WORK REQUIRED. Quote the material exactly from the line that contains "Type out the text in this image." through its last line. Any pictures are to be left out.

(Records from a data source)
********

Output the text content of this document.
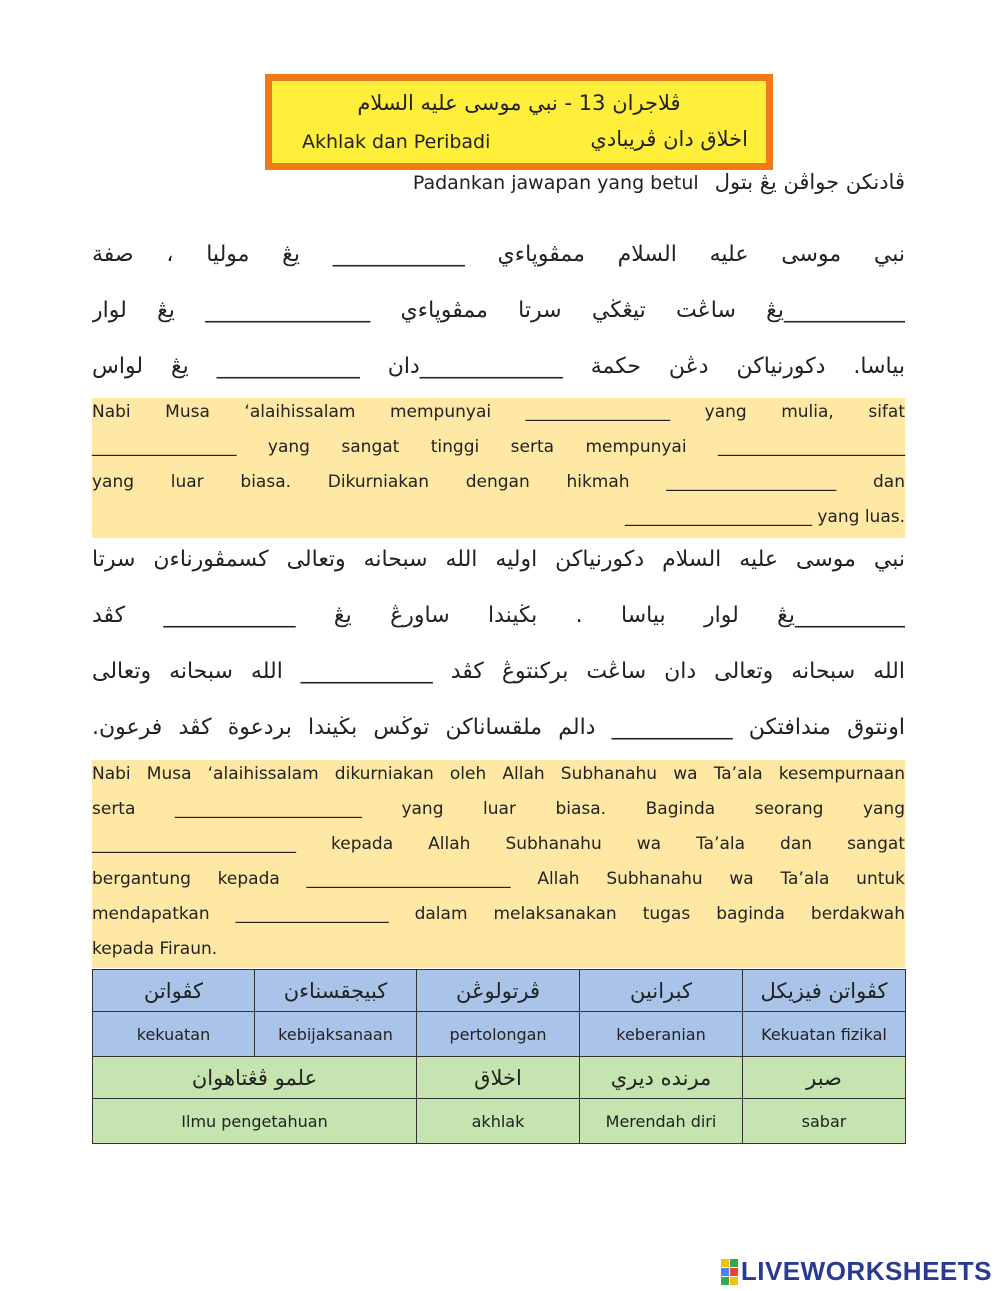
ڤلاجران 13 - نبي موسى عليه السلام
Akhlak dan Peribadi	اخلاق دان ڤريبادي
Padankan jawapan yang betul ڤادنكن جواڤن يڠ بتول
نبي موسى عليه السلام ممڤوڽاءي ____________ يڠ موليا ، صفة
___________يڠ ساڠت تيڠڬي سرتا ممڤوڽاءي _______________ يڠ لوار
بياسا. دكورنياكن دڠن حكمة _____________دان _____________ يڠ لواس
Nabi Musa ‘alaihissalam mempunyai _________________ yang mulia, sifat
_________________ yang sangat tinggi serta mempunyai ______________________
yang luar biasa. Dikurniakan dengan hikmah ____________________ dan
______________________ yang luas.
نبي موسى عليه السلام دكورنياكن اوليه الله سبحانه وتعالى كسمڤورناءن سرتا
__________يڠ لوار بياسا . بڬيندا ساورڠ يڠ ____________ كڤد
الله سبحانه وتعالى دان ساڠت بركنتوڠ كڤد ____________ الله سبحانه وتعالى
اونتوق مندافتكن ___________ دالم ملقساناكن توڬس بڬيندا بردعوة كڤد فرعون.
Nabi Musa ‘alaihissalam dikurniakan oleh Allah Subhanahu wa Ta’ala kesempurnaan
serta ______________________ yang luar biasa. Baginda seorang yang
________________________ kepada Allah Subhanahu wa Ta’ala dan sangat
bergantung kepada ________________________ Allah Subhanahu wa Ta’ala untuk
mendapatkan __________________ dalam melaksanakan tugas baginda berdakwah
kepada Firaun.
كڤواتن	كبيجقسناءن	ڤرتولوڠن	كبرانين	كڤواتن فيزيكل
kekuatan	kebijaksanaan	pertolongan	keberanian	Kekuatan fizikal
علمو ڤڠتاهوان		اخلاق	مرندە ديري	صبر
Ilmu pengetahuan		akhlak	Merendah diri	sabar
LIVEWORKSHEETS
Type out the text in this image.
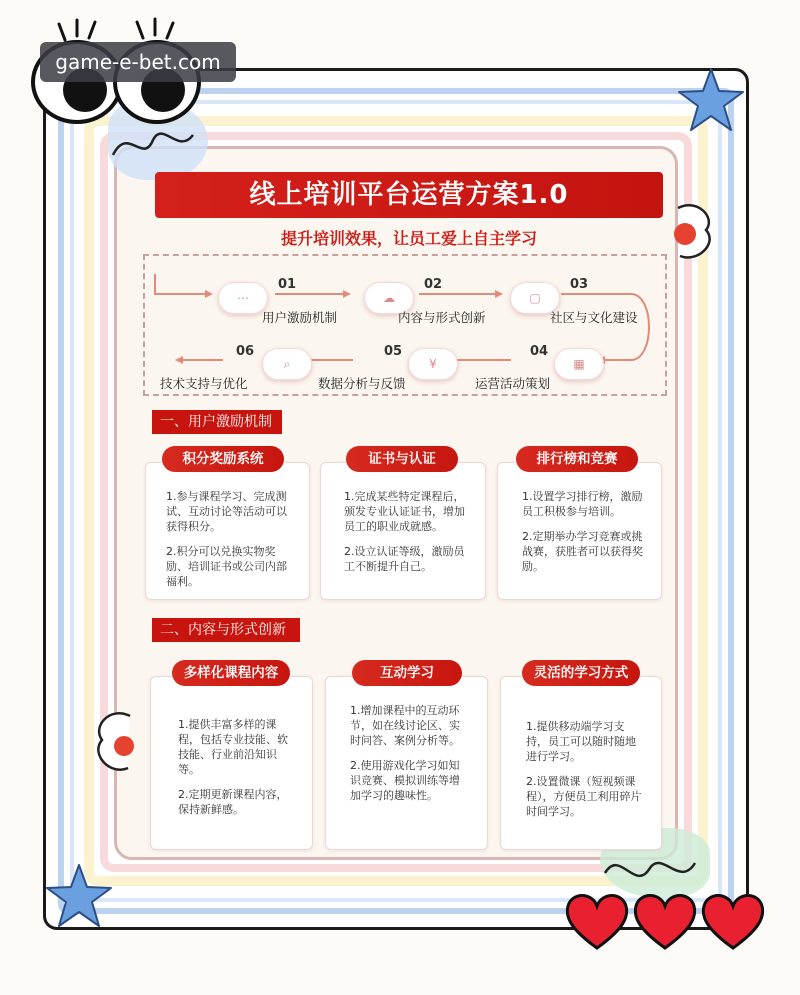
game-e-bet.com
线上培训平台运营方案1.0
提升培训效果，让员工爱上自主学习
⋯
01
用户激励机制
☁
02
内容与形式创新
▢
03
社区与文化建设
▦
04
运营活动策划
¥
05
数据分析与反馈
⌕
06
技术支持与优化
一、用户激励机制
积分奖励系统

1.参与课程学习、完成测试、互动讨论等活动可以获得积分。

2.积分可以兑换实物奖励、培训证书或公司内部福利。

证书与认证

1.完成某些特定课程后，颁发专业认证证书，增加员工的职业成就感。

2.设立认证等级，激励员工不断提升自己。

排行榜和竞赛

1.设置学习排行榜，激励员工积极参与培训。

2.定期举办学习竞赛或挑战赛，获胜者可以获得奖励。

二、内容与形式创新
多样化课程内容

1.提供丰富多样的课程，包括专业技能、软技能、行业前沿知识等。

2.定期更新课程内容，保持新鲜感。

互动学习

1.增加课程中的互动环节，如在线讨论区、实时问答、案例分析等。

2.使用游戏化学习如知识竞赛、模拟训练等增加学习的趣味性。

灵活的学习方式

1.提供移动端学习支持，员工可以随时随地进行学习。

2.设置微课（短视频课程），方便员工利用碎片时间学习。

********

WORKED ANSWER.
Type out the text in this image.
game-e-bet.com
线上培训平台运营方案1.0
提升培训效果，让员工爱上自主学习
⋯
01
用户激励机制
☁
02
内容与形式创新
▢
03
社区与文化建设
▦
04
运营活动策划
¥
05
数据分析与反馈
⌕
06
技术支持与优化
一、用户激励机制
积分奖励系统

1.参与课程学习、完成测试、互动讨论等活动可以获得积分。

2.积分可以兑换实物奖励、培训证书或公司内部福利。

证书与认证

1.完成某些特定课程后，颁发专业认证证书，增加员工的职业成就感。

2.设立认证等级，激励员工不断提升自己。

排行榜和竞赛

1.设置学习排行榜，激励员工积极参与培训。

2.定期举办学习竞赛或挑战赛，获胜者可以获得奖励。

二、内容与形式创新
多样化课程内容

1.提供丰富多样的课程，包括专业技能、软技能、行业前沿知识等。

2.定期更新课程内容，保持新鲜感。

互动学习

1.增加课程中的互动环节，如在线讨论区、实时问答、案例分析等。

2.使用游戏化学习如知识竞赛、模拟训练等增加学习的趣味性。

灵活的学习方式

1.提供移动端学习支持，员工可以随时随地进行学习。

2.设置微课（短视频课程），方便员工利用碎片时间学习。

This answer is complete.